→ **Instruction**
Please list all lines of the material below in which the string "document" occurs.

→ **Available records**
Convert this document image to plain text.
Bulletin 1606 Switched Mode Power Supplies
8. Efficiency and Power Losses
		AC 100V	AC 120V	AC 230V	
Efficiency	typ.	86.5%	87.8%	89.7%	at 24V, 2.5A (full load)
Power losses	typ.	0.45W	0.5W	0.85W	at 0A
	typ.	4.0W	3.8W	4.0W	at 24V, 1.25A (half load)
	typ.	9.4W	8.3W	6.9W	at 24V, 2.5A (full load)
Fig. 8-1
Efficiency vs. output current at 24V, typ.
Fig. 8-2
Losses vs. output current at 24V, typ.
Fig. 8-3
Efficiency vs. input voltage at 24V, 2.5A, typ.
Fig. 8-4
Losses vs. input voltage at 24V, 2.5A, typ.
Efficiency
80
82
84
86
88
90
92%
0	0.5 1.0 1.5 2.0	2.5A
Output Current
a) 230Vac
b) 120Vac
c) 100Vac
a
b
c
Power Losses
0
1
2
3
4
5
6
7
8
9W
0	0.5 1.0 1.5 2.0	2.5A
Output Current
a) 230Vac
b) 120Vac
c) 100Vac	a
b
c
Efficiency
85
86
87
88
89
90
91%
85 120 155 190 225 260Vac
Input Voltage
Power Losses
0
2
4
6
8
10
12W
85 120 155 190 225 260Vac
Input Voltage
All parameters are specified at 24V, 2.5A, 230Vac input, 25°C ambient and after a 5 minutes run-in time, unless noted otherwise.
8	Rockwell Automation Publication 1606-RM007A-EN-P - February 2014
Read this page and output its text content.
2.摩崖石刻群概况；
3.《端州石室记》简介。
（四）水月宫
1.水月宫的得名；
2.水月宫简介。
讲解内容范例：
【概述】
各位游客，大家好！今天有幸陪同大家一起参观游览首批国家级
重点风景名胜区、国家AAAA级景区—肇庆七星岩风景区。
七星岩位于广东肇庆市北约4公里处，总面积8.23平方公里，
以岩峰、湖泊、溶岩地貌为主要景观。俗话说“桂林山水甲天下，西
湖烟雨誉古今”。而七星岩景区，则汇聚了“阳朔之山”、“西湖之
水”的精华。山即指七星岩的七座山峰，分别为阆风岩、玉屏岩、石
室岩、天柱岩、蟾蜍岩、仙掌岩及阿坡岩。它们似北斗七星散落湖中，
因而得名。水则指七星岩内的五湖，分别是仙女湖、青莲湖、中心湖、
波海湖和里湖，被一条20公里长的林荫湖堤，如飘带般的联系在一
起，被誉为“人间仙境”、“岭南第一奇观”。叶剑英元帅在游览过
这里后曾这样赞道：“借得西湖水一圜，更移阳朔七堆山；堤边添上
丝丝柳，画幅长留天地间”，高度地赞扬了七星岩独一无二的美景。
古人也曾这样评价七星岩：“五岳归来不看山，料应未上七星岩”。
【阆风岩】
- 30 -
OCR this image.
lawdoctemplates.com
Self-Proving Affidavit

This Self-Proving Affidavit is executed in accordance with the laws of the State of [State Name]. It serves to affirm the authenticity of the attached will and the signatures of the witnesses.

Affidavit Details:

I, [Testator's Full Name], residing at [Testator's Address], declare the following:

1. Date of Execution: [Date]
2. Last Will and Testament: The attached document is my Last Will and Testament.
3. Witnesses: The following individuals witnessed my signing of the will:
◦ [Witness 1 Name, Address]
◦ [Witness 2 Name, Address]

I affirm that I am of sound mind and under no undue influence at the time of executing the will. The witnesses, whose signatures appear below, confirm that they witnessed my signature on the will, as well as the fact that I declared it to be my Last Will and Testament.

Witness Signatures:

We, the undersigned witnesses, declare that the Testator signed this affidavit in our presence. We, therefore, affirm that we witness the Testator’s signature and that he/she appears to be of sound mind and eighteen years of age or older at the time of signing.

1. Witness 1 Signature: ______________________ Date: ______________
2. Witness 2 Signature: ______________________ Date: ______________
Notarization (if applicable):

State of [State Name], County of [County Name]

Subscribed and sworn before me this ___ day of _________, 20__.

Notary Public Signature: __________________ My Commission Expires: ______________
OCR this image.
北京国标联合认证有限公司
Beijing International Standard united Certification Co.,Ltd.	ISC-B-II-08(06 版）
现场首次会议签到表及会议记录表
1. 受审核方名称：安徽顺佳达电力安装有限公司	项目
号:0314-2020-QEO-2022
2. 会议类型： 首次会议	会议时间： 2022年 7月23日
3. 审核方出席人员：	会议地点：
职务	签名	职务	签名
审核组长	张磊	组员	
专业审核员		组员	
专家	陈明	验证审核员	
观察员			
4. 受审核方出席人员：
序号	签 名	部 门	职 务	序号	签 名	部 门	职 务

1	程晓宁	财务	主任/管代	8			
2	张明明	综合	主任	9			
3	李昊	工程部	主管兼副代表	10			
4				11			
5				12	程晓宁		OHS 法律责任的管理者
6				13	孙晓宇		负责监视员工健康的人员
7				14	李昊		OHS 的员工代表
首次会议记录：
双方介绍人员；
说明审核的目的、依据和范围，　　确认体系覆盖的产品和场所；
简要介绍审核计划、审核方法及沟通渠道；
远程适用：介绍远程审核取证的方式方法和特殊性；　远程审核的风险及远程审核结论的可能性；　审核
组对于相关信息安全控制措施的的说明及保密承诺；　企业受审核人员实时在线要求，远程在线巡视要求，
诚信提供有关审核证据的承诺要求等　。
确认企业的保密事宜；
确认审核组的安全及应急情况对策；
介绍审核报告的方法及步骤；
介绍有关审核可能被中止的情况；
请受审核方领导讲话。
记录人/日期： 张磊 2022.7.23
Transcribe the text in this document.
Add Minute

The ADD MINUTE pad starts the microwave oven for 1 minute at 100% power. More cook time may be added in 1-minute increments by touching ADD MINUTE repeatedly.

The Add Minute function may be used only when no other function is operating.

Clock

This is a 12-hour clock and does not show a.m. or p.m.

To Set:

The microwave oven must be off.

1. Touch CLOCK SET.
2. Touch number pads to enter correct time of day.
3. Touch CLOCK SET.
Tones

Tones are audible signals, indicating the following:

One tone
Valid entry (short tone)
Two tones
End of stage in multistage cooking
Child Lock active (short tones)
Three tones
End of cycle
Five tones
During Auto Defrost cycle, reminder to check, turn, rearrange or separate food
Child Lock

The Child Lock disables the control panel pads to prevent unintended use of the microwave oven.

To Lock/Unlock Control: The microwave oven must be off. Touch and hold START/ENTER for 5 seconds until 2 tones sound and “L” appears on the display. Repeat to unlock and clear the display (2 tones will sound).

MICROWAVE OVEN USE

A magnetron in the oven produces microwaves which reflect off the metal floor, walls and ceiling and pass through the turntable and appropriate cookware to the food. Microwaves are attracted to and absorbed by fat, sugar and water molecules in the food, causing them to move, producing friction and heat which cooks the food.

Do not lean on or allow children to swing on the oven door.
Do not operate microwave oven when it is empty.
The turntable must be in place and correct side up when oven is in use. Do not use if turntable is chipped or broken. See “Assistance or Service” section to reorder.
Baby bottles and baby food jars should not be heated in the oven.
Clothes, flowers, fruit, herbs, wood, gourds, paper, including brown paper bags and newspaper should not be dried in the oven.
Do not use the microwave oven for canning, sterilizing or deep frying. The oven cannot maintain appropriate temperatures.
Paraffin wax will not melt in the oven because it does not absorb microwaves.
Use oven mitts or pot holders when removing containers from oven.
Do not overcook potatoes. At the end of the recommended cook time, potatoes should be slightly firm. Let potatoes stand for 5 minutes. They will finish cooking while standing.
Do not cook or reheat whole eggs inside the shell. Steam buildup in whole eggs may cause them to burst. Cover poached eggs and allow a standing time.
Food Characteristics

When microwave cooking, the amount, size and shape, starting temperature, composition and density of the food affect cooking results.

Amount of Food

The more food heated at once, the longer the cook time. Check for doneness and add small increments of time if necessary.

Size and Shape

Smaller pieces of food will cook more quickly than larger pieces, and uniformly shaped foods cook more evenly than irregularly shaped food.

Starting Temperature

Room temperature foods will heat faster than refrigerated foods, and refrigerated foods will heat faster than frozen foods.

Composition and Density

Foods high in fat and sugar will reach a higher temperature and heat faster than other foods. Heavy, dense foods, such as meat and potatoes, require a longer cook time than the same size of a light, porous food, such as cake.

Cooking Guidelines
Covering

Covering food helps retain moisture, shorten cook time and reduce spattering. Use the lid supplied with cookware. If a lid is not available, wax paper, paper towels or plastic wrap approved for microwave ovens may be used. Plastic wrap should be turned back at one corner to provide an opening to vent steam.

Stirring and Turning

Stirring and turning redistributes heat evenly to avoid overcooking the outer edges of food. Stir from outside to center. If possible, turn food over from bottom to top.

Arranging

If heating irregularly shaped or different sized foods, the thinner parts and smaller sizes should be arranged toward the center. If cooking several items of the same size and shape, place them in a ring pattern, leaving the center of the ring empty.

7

→ **Response**
Convert this document image to plain text.
2. Last Will and Testament: The attached document is my Last Will and Testament.
Transcribe the text in this document.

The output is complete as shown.